"""

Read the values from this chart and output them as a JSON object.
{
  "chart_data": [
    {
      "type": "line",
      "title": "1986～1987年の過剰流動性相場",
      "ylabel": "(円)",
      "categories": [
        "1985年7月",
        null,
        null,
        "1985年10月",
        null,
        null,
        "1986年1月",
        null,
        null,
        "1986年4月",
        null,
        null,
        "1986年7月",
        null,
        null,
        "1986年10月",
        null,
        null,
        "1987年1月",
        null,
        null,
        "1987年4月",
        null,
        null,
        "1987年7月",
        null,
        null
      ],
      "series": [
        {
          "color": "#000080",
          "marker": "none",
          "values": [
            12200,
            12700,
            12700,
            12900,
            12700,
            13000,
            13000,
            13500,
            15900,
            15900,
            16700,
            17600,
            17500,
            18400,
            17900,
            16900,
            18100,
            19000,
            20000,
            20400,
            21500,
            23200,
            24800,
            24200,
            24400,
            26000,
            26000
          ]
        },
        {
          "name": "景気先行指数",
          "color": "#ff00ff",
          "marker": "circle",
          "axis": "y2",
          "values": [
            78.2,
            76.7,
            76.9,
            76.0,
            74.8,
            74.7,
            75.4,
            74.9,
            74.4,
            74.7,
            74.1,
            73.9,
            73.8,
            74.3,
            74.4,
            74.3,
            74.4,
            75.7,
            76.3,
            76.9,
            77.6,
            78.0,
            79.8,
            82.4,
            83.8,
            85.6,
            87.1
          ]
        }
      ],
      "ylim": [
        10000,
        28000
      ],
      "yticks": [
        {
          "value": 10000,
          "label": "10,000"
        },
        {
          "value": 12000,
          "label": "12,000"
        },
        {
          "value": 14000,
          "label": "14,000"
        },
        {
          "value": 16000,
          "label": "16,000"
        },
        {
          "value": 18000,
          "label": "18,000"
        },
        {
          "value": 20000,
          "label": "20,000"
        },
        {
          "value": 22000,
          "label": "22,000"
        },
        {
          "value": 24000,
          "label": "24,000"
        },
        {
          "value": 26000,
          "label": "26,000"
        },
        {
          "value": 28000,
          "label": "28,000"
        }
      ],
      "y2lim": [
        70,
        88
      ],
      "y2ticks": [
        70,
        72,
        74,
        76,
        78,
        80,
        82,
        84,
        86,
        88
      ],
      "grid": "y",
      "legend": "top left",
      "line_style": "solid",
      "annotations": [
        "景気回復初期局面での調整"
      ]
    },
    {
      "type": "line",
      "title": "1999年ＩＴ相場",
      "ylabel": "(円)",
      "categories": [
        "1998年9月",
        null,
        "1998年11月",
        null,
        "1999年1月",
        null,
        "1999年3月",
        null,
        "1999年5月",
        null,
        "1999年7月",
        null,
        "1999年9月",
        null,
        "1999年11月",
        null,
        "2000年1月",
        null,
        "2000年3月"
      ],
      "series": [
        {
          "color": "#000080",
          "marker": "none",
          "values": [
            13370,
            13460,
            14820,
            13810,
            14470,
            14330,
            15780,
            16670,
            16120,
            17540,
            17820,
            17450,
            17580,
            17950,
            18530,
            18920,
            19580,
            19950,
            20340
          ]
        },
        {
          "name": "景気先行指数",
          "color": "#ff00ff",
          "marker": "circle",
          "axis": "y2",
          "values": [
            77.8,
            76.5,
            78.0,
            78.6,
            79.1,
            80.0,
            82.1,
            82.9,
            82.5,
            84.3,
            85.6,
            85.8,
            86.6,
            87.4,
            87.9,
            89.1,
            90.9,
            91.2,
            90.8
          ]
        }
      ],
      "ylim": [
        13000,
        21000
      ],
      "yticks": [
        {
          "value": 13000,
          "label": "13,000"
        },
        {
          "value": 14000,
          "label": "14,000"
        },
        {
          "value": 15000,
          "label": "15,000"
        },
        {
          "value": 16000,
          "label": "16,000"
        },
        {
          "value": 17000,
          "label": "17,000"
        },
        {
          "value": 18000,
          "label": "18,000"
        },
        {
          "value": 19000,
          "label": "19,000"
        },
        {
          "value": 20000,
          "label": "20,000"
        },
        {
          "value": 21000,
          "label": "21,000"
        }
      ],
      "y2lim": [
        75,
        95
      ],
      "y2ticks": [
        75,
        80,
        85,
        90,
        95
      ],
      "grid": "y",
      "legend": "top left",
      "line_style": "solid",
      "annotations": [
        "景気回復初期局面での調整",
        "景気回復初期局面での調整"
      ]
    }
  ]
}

"""

_TO DO_
Copy out the whole listing, exactly as written.

_EXERCISE OUTPUT_
Read the values from this chart and output them as a JSON object.
{
  "chart_data": [
    {
      "type": "line",
      "title": "1986～1987年の過剰流動性相場",
      "ylabel": "(円)",
      "categories": [
        "1985年7月",
        null,
        null,
        "1985年10月",
        null,
        null,
        "1986年1月",
        null,
        null,
        "1986年4月",
        null,
        null,
        "1986年7月",
        null,
        null,
        "1986年10月",
        null,
        null,
        "1987年1月",
        null,
        null,
        "1987年4月",
        null,
        null,
        "1987年7月",
        null,
        null
      ],
      "series": [
        {
          "color": "#000080",
          "marker": "none",
          "values": [
            12200,
            12700,
            12700,
            12900,
            12700,
            13000,
            13000,
            13500,
            15900,
            15900,
            16700,
            17600,
            17500,
            18400,
            17900,
            16900,
            18100,
            19000,
            20000,
            20400,
            21500,
            23200,
            24800,
            24200,
            24400,
            26000,
            26000
          ]
        },
        {
          "name": "景気先行指数",
          "color": "#ff00ff",
          "marker": "circle",
          "axis": "y2",
          "values": [
            78.2,
            76.7,
            76.9,
            76.0,
            74.8,
            74.7,
            75.4,
            74.9,
            74.4,
            74.7,
            74.1,
            73.9,
            73.8,
            74.3,
            74.4,
            74.3,
            74.4,
            75.7,
            76.3,
            76.9,
            77.6,
            78.0,
            79.8,
            82.4,
            83.8,
            85.6,
            87.1
          ]
        }
      ],
      "ylim": [
        10000,
        28000
      ],
      "yticks": [
        {
          "value": 10000,
          "label": "10,000"
        },
        {
          "value": 12000,
          "label": "12,000"
        },
        {
          "value": 14000,
          "label": "14,000"
        },
        {
          "value": 16000,
          "label": "16,000"
        },
        {
          "value": 18000,
          "label": "18,000"
        },
        {
          "value": 20000,
          "label": "20,000"
        },
        {
          "value": 22000,
          "label": "22,000"
        },
        {
          "value": 24000,
          "label": "24,000"
        },
        {
          "value": 26000,
          "label": "26,000"
        },
        {
          "value": 28000,
          "label": "28,000"
        }
      ],
      "y2lim": [
        70,
        88
      ],
      "y2ticks": [
        70,
        72,
        74,
        76,
        78,
        80,
        82,
        84,
        86,
        88
      ],
      "grid": "y",
      "legend": "top left",
      "line_style": "solid",
      "annotations": [
        "景気回復初期局面での調整"
      ]
    },
    {
      "type": "line",
      "title": "1999年ＩＴ相場",
      "ylabel": "(円)",
      "categories": [
        "1998年9月",
        null,
        "1998年11月",
        null,
        "1999年1月",
        null,
        "1999年3月",
        null,
        "1999年5月",
        null,
        "1999年7月",
        null,
        "1999年9月",
        null,
        "1999年11月",
        null,
        "2000年1月",
        null,
        "2000年3月"
      ],
      "series": [
        {
          "color": "#000080",
          "marker": "none",
          "values": [
            13370,
            13460,
            14820,
            13810,
            14470,
            14330,
            15780,
            16670,
            16120,
            17540,
            17820,
            17450,
            17580,
            17950,
            18530,
            18920,
            19580,
            19950,
            20340
          ]
        },
        {
          "name": "景気先行指数",
          "color": "#ff00ff",
          "marker": "circle",
          "axis": "y2",
          "values": [
            77.8,
            76.5,
            78.0,
            78.6,
            79.1,
            80.0,
            82.1,
            82.9,
            82.5,
            84.3,
            85.6,
            85.8,
            86.6,
            87.4,
            87.9,
            89.1,
            90.9,
            91.2,
            90.8
          ]
        }
      ],
      "ylim": [
        13000,
        21000
      ],
      "yticks": [
        {
          "value": 13000,
          "label": "13,000"
        },
        {
          "value": 14000,
          "label": "14,000"
        },
        {
          "value": 15000,
          "label": "15,000"
        },
        {
          "value": 16000,
          "label": "16,000"
        },
        {
          "value": 17000,
          "label": "17,000"
        },
        {
          "value": 18000,
          "label": "18,000"
        },
        {
          "value": 19000,
          "label": "19,000"
        },
        {
          "value": 20000,
          "label": "20,000"
        },
        {
          "value": 21000,
          "label": "21,000"
        }
      ],
      "y2lim": [
        75,
        95
      ],
      "y2ticks": [
        75,
        80,
        85,
        90,
        95
      ],
      "grid": "y",
      "legend": "top left",
      "line_style": "solid",
      "annotations": [
        "景気回復初期局面での調整",
        "景気回復初期局面での調整"
      ]
    }
  ]
}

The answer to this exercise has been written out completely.